Stored entries
• • • • •
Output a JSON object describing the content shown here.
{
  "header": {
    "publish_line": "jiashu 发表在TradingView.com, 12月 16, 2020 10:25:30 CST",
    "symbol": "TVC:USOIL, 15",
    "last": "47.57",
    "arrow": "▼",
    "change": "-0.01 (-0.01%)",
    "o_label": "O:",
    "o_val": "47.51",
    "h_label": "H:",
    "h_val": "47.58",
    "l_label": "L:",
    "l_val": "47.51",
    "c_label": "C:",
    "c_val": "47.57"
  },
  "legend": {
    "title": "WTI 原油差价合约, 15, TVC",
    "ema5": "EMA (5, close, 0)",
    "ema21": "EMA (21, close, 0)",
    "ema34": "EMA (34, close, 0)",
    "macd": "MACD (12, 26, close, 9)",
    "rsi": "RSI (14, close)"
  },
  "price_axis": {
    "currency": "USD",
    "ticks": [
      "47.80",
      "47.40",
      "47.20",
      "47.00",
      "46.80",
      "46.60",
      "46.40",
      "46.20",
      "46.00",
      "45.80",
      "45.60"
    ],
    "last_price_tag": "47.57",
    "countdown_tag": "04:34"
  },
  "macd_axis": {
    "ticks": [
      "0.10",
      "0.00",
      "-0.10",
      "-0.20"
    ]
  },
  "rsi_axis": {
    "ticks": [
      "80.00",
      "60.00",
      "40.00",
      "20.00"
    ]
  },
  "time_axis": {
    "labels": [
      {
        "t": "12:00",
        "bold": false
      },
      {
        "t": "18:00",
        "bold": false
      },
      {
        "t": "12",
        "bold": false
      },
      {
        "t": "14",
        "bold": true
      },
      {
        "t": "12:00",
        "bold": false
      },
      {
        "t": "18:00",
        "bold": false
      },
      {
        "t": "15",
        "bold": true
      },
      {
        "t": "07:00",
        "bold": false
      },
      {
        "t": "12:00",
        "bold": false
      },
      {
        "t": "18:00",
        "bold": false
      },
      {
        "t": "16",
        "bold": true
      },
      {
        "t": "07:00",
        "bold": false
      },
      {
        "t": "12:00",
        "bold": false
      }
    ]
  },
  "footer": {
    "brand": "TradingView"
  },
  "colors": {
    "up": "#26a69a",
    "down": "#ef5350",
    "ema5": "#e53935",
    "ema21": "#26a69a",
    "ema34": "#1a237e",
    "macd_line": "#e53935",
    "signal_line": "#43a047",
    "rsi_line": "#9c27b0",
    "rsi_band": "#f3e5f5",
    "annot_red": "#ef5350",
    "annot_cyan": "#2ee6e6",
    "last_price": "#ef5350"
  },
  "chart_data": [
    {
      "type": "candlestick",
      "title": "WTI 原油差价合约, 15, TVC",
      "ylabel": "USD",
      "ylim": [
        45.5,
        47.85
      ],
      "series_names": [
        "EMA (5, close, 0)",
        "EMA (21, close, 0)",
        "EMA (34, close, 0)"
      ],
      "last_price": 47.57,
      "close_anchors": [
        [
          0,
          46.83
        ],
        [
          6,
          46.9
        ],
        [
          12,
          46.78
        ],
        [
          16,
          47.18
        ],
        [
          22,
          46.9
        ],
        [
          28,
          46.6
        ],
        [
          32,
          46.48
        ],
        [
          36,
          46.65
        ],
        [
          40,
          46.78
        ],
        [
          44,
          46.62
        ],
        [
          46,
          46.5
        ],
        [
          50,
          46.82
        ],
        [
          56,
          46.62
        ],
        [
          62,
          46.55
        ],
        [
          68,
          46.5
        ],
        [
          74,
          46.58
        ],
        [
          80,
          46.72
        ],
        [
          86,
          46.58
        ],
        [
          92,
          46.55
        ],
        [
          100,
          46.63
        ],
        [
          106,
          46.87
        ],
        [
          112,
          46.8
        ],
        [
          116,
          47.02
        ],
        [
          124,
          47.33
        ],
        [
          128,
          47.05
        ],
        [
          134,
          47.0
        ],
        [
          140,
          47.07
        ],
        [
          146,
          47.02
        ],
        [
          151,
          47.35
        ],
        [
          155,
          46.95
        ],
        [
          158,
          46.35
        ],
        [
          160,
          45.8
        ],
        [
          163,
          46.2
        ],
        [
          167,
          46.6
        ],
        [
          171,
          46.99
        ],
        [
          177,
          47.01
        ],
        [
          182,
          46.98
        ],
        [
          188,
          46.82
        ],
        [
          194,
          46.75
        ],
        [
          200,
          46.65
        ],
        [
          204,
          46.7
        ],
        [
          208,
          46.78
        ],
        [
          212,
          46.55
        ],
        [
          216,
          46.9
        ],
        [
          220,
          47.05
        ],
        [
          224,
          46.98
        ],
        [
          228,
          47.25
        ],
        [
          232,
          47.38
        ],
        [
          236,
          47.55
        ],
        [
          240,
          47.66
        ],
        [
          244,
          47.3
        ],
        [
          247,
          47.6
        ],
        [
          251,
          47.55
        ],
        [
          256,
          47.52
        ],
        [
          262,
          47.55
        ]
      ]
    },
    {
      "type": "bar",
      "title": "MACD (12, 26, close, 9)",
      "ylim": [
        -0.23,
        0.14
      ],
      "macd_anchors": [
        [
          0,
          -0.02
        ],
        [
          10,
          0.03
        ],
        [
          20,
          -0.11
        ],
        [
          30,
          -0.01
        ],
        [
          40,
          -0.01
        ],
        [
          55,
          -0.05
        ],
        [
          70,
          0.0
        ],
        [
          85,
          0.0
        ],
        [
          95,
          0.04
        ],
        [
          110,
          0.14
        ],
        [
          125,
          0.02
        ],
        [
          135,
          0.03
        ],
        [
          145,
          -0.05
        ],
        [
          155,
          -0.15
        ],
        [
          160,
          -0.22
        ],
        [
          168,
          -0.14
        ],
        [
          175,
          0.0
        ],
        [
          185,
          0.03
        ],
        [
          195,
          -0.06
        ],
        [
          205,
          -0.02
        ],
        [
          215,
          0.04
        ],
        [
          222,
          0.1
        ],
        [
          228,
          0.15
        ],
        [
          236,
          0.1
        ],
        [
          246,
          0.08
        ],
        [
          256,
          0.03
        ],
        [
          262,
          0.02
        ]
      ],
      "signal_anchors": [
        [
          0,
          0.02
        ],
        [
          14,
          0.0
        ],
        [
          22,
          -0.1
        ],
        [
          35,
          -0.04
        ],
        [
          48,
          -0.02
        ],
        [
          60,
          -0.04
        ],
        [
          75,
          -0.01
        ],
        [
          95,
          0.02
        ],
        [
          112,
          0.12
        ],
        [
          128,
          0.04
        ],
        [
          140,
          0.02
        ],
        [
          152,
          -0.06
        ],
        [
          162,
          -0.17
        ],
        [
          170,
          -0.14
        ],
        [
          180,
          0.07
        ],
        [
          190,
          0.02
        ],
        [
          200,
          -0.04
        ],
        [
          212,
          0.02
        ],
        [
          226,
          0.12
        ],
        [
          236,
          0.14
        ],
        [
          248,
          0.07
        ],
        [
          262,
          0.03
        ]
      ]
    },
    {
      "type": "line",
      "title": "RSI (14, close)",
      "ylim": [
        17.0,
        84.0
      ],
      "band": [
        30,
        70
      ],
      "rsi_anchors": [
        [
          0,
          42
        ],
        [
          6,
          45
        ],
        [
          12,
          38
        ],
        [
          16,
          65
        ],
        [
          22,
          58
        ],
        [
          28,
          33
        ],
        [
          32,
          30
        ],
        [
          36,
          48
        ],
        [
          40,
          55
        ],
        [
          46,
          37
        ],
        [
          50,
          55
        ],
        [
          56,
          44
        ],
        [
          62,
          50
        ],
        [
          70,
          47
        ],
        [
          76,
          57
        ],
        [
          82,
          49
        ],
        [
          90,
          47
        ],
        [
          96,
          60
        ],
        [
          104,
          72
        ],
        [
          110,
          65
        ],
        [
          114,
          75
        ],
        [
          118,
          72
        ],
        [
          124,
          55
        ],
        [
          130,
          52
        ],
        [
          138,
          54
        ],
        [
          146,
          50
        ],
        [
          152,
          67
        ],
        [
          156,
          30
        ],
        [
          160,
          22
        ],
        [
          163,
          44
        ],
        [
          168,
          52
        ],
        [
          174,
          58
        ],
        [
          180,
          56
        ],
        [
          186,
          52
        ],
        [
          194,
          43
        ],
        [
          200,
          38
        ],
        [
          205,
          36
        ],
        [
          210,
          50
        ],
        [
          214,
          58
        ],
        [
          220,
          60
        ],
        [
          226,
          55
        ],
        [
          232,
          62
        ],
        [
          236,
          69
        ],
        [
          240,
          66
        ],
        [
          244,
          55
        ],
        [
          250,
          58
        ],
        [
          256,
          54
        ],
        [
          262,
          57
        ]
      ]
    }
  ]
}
• • • • •
__GIVEN PROBLEM__
Using the records above, gather all lines where the string "title" is present.

__SOLUTION TO THIS EXERCISE__
    "title": "WTI 原油差价合约, 15, TVC",
      "title": "WTI 原油差价合约, 15, TVC",
      "title": "MACD (12, 26, close, 9)",
      "title": "RSI (14, close)",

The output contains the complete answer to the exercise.